SHORT EXERCISE :: Tally the lines that contain the string "وجدت" and give the number by itself.

PROVIDED ENTRIES ::

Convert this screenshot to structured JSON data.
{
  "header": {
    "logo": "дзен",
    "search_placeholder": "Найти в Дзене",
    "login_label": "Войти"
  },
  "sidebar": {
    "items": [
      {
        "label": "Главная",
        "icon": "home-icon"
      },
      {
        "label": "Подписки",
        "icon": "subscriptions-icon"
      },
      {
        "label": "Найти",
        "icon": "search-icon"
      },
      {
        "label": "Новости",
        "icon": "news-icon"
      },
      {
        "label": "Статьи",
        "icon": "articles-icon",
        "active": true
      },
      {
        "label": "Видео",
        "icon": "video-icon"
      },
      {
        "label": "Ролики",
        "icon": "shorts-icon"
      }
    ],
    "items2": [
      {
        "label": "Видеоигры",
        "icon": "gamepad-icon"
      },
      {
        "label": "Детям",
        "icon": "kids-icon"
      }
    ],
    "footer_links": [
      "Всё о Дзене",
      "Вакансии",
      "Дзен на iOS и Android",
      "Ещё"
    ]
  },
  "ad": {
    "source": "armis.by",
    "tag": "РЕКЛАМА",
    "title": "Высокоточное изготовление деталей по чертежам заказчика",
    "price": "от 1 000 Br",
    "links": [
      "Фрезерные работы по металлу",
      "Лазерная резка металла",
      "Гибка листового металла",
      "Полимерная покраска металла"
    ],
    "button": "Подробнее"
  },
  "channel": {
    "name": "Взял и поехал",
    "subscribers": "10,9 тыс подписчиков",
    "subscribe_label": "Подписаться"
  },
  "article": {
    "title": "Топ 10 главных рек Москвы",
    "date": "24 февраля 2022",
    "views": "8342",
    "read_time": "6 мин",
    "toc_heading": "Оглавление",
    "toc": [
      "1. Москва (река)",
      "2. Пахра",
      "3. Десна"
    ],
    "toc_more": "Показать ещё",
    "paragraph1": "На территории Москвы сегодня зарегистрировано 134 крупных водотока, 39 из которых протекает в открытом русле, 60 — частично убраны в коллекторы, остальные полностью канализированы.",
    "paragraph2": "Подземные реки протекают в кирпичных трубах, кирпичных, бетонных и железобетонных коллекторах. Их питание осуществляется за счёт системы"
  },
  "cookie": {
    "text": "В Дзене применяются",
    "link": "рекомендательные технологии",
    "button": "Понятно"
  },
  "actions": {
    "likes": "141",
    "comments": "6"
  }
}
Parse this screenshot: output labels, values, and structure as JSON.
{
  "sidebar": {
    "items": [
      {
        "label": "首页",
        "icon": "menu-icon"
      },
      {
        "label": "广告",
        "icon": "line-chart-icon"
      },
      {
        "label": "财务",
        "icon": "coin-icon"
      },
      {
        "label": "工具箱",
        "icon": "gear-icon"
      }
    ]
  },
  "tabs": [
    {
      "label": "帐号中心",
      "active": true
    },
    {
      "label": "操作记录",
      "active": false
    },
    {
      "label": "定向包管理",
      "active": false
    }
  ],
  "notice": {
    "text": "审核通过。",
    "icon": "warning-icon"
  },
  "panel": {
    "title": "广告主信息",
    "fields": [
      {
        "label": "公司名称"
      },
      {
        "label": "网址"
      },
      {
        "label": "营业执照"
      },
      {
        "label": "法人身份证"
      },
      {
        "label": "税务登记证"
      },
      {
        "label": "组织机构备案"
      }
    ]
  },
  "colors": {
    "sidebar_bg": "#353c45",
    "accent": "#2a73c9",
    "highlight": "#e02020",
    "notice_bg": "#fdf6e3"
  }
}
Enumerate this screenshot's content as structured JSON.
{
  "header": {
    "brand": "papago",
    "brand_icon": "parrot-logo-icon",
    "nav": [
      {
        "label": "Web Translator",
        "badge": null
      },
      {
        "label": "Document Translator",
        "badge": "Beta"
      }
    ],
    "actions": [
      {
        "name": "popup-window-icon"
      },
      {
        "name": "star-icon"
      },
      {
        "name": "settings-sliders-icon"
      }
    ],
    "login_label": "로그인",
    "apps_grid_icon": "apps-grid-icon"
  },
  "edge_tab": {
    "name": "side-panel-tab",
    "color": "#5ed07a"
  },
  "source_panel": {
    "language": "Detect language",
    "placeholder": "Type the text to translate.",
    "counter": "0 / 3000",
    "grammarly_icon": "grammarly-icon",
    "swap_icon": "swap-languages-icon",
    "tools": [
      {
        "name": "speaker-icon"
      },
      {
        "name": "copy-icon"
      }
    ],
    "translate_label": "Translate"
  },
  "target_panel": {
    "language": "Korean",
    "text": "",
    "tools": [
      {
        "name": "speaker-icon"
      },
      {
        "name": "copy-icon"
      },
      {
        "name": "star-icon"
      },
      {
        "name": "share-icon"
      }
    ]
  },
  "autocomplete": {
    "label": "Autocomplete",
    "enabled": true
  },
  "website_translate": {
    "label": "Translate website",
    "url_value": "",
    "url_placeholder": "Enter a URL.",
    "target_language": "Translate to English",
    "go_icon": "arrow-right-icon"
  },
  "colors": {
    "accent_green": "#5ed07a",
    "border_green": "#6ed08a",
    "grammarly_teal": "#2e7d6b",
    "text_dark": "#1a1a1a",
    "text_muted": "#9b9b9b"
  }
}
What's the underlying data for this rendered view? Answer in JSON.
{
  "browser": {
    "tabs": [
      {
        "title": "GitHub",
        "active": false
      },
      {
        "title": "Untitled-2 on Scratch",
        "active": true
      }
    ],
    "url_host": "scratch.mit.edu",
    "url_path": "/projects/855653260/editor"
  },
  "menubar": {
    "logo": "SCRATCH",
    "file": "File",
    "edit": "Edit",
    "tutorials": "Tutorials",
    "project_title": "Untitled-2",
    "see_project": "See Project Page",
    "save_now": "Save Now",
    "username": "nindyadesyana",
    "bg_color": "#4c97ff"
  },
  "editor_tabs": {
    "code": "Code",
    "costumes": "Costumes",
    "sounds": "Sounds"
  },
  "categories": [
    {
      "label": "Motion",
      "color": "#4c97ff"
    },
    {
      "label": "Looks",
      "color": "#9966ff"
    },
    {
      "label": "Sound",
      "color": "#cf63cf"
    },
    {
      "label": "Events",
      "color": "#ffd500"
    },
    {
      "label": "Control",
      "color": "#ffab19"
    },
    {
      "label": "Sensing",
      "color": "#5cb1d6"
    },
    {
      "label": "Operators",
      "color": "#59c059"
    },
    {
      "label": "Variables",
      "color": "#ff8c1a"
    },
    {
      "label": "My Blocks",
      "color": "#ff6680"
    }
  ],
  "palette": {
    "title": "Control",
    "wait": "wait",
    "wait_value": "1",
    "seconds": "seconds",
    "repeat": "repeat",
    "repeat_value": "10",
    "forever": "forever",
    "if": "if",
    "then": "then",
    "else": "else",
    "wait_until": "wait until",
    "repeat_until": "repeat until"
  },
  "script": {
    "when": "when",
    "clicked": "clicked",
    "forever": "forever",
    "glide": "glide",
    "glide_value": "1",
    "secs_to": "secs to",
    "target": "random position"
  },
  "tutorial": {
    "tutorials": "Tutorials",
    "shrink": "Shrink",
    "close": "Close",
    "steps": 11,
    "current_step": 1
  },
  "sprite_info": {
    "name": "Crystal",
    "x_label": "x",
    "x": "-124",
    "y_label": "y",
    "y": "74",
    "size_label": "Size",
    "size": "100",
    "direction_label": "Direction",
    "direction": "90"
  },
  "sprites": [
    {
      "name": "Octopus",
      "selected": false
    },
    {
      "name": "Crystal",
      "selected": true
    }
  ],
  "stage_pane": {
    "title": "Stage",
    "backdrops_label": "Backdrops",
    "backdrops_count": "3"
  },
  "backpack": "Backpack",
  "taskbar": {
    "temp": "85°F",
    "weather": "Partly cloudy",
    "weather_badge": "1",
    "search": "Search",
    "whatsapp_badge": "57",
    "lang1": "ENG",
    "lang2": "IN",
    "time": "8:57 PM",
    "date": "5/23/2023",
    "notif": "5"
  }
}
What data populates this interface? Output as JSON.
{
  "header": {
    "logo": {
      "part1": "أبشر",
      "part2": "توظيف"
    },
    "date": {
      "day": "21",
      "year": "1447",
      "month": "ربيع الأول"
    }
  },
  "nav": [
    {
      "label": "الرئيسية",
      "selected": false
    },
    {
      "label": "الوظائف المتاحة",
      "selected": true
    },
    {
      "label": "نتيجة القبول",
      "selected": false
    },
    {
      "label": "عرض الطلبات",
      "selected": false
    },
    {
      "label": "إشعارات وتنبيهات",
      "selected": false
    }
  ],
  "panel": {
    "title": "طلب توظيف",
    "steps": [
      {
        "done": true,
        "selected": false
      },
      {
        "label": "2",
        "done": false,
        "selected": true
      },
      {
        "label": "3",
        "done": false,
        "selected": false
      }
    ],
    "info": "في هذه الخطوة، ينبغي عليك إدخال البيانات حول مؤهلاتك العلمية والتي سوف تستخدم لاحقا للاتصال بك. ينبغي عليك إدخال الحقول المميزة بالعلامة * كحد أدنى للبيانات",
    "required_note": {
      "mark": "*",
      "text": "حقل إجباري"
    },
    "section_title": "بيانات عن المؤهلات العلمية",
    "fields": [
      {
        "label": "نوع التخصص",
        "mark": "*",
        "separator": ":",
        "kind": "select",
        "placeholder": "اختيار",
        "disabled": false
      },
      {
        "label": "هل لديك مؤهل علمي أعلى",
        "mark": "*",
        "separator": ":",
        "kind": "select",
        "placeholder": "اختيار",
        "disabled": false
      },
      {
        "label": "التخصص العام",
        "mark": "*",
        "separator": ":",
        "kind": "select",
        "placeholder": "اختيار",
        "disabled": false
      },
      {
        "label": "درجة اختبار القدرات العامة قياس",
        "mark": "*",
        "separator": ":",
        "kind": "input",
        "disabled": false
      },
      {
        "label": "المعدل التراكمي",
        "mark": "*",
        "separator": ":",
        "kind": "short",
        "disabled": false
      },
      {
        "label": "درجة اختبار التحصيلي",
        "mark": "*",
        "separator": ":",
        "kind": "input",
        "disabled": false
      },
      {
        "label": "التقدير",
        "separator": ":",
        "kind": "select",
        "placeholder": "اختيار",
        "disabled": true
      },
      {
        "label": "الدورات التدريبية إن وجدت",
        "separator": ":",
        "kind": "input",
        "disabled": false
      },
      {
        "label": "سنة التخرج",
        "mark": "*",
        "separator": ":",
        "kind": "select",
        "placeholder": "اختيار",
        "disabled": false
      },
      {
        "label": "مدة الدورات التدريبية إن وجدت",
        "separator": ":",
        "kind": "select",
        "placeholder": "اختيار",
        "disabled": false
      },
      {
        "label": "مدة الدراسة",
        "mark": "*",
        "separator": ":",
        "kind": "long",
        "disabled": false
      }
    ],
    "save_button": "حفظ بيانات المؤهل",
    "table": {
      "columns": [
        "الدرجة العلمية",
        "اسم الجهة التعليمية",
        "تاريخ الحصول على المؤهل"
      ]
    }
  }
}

EXPECTED ANSWER :: 2